▶ _WORK TO COMPLETE_: Extract, from the listing that follows, each line containing the word "JSON".

------------------------------------------------------------------------

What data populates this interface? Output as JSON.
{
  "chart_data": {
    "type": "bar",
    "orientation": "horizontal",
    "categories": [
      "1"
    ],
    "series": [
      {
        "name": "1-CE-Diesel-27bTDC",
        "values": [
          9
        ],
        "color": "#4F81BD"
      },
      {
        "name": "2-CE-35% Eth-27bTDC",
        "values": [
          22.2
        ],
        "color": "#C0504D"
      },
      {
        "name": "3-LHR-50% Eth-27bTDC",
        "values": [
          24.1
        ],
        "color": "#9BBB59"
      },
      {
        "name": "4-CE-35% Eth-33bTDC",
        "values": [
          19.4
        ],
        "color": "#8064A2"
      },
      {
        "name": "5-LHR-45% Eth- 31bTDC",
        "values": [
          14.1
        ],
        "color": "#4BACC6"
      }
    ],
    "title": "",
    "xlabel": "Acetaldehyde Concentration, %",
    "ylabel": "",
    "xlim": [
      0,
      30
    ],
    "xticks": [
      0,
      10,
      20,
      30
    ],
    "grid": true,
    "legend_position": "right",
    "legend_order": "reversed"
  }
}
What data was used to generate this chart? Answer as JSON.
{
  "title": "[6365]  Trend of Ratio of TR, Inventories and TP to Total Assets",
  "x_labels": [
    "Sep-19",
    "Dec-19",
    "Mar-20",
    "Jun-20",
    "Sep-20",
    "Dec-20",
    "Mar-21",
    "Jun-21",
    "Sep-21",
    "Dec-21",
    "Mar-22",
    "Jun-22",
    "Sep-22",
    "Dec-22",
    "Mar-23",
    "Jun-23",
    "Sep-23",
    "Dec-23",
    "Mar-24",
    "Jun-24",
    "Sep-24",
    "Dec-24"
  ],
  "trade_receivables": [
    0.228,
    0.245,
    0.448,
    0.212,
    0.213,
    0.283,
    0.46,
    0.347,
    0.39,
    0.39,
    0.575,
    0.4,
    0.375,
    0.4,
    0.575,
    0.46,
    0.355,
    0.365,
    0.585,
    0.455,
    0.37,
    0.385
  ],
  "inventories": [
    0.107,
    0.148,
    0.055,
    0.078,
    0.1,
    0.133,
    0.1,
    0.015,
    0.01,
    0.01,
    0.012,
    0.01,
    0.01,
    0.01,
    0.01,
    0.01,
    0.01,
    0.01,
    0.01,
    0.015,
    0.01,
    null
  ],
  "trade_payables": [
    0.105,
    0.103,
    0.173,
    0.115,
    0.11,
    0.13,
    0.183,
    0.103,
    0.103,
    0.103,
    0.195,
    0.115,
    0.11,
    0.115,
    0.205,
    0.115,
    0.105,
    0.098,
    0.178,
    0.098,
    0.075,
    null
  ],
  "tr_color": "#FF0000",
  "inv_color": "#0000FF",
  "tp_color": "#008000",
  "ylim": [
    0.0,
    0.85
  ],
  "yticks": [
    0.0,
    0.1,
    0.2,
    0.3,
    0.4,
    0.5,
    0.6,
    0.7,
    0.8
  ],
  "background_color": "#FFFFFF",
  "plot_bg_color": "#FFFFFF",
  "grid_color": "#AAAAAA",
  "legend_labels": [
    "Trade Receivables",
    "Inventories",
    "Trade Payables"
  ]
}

------------------------------------------------------------------------

▶ _SOLUTION TO THE PROBLEM_:
What data populates this interface? Output as JSON.
What data was used to generate this chart? Answer as JSON.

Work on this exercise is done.